[Start of SUPPLIED INFORMATION]

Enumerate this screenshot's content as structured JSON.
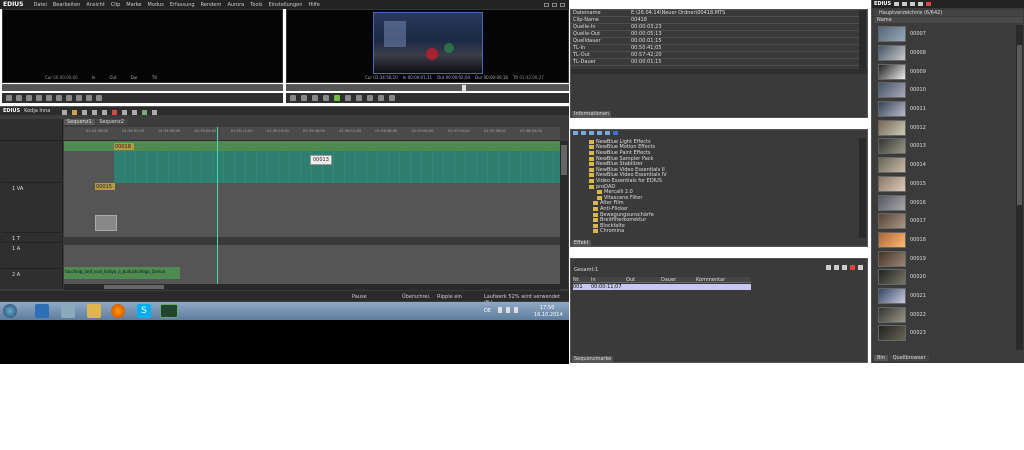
{
  "app": {
    "logo": "EDIUS",
    "menus": [
      "Datei",
      "Bearbeiten",
      "Ansicht",
      "Clip",
      "Marke",
      "Modus",
      "Erfassung",
      "Rendern",
      "Aurora",
      "Tools",
      "Einstellungen",
      "Hilfe"
    ]
  },
  "player": {
    "labels": [
      "Cur",
      "In",
      "Out",
      "Dur",
      "Ttl"
    ],
    "values": [
      "00:00:00;00",
      "",
      "",
      "",
      ""
    ]
  },
  "recorder": {
    "labels": [
      "Cur",
      "In",
      "Out",
      "Dur",
      "Ttl"
    ],
    "values": [
      "01:34:56;10",
      "00:00:01;11",
      "00:00:02;04",
      "00:00:00;18",
      "01:42:00;27"
    ]
  },
  "timeline": {
    "logo": "EDIUS",
    "project": "Kodja Inna",
    "tabs": [
      "Sequenz1",
      "Sequenz2"
    ],
    "ruler": [
      "01:34:36;00",
      "01:34:52;00",
      "01:34:58;00",
      "01:35:04;00",
      "01:35:12;00",
      "01:35:20;00",
      "01:35:46;00",
      "01:36:12;00",
      "01:36:38;00",
      "01:37:04;00",
      "01:37:20;00",
      "01:37:56;00",
      "01:38:04;00"
    ],
    "tracks": [
      "1 VA",
      "1 T",
      "1 A",
      "2 A"
    ],
    "clips": {
      "c1": "00018",
      "c2": "00013",
      "c3": "00015",
      "audio": "touching_and_suni_kodya_a_budushchego_1kmun"
    },
    "status": {
      "pause": "Pause",
      "overwrite": "Überschrei.",
      "ripple": "Ripple ein",
      "disk": "Laufwerk 52% wird verwendet (E:)"
    }
  },
  "taskbar": {
    "lang": "DE",
    "time": "17:50",
    "date": "16.10.2014"
  },
  "info": {
    "rows": [
      [
        "Dateiname",
        "E:\\26.04.14\\Neuer Ordner\\00418.MTS"
      ],
      [
        "Clip-Name",
        "00418"
      ],
      [
        "Quelle-In",
        "00:00:03;23"
      ],
      [
        "Quelle-Out",
        "00:00:05;13"
      ],
      [
        "Quelldauer",
        "00:00:01;15"
      ],
      [
        "TL-In",
        "00:50:41;05"
      ],
      [
        "TL-Out",
        "00:57:42;20"
      ],
      [
        "TL-Dauer",
        "00:00:01;15"
      ]
    ],
    "tab": "Informationen"
  },
  "effects": {
    "items": [
      "NewBlue Light Effects",
      "NewBlue Motion Effects",
      "NewBlue Paint Effects",
      "NewBlue Sampler Pack",
      "NewBlue Stabilizer",
      "NewBlue Video Essentials II",
      "NewBlue Video Essentials IV",
      "Video Essentials for EDIUS",
      "proDAD",
      "Mercalli 2.0",
      "Vitascene Filter",
      "Alter Film",
      "Anti-Flicker",
      "Bewegungsunschärfe",
      "Breitfilterkorrektur",
      "Blockfalte",
      "Chromina"
    ],
    "tab": "Effekt"
  },
  "markers": {
    "title": "Gesamt:1",
    "headers": [
      "Nr.",
      "In",
      "Out",
      "Dauer",
      "Kommentar"
    ],
    "row": [
      "001",
      "00:00:11;07",
      "",
      "",
      ""
    ],
    "tab": "Sequenzmarke"
  },
  "bin": {
    "logo": "EDIUS",
    "title": "Hauptverzeichnis (6/642)",
    "header": "Name",
    "items": [
      "00007",
      "00008",
      "00009",
      "00010",
      "00011",
      "00012",
      "00013",
      "00014",
      "00015",
      "00016",
      "00017",
      "00018",
      "00019",
      "00020",
      "00021",
      "00022",
      "00023"
    ],
    "tabs": [
      "Bin",
      "Quellbrowser"
    ]
  }
}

[End of SUPPLIED INFORMATION]

**OBJECTIVE**
Write out all the entries exactly, except for the pictures.

**CORRECT RESULT**
Enumerate this screenshot's content as structured JSON.
{
  "app": {
    "logo": "EDIUS",
    "menus": [
      "Datei",
      "Bearbeiten",
      "Ansicht",
      "Clip",
      "Marke",
      "Modus",
      "Erfassung",
      "Rendern",
      "Aurora",
      "Tools",
      "Einstellungen",
      "Hilfe"
    ]
  },
  "player": {
    "labels": [
      "Cur",
      "In",
      "Out",
      "Dur",
      "Ttl"
    ],
    "values": [
      "00:00:00;00",
      "",
      "",
      "",
      ""
    ]
  },
  "recorder": {
    "labels": [
      "Cur",
      "In",
      "Out",
      "Dur",
      "Ttl"
    ],
    "values": [
      "01:34:56;10",
      "00:00:01;11",
      "00:00:02;04",
      "00:00:00;18",
      "01:42:00;27"
    ]
  },
  "timeline": {
    "logo": "EDIUS",
    "project": "Kodja Inna",
    "tabs": [
      "Sequenz1",
      "Sequenz2"
    ],
    "ruler": [
      "01:34:36;00",
      "01:34:52;00",
      "01:34:58;00",
      "01:35:04;00",
      "01:35:12;00",
      "01:35:20;00",
      "01:35:46;00",
      "01:36:12;00",
      "01:36:38;00",
      "01:37:04;00",
      "01:37:20;00",
      "01:37:56;00",
      "01:38:04;00"
    ],
    "tracks": [
      "1 VA",
      "1 T",
      "1 A",
      "2 A"
    ],
    "clips": {
      "c1": "00018",
      "c2": "00013",
      "c3": "00015",
      "audio": "touching_and_suni_kodya_a_budushchego_1kmun"
    },
    "status": {
      "pause": "Pause",
      "overwrite": "Überschrei.",
      "ripple": "Ripple ein",
      "disk": "Laufwerk 52% wird verwendet (E:)"
    }
  },
  "taskbar": {
    "lang": "DE",
    "time": "17:50",
    "date": "16.10.2014"
  },
  "info": {
    "rows": [
      [
        "Dateiname",
        "E:\\26.04.14\\Neuer Ordner\\00418.MTS"
      ],
      [
        "Clip-Name",
        "00418"
      ],
      [
        "Quelle-In",
        "00:00:03;23"
      ],
      [
        "Quelle-Out",
        "00:00:05;13"
      ],
      [
        "Quelldauer",
        "00:00:01;15"
      ],
      [
        "TL-In",
        "00:50:41;05"
      ],
      [
        "TL-Out",
        "00:57:42;20"
      ],
      [
        "TL-Dauer",
        "00:00:01;15"
      ]
    ],
    "tab": "Informationen"
  },
  "effects": {
    "items": [
      "NewBlue Light Effects",
      "NewBlue Motion Effects",
      "NewBlue Paint Effects",
      "NewBlue Sampler Pack",
      "NewBlue Stabilizer",
      "NewBlue Video Essentials II",
      "NewBlue Video Essentials IV",
      "Video Essentials for EDIUS",
      "proDAD",
      "Mercalli 2.0",
      "Vitascene Filter",
      "Alter Film",
      "Anti-Flicker",
      "Bewegungsunschärfe",
      "Breitfilterkorrektur",
      "Blockfalte",
      "Chromina"
    ],
    "tab": "Effekt"
  },
  "markers": {
    "title": "Gesamt:1",
    "headers": [
      "Nr.",
      "In",
      "Out",
      "Dauer",
      "Kommentar"
    ],
    "row": [
      "001",
      "00:00:11;07",
      "",
      "",
      ""
    ],
    "tab": "Sequenzmarke"
  },
  "bin": {
    "logo": "EDIUS",
    "title": "Hauptverzeichnis (6/642)",
    "header": "Name",
    "items": [
      "00007",
      "00008",
      "00009",
      "00010",
      "00011",
      "00012",
      "00013",
      "00014",
      "00015",
      "00016",
      "00017",
      "00018",
      "00019",
      "00020",
      "00021",
      "00022",
      "00023"
    ],
    "tabs": [
      "Bin",
      "Quellbrowser"
    ]
  }
}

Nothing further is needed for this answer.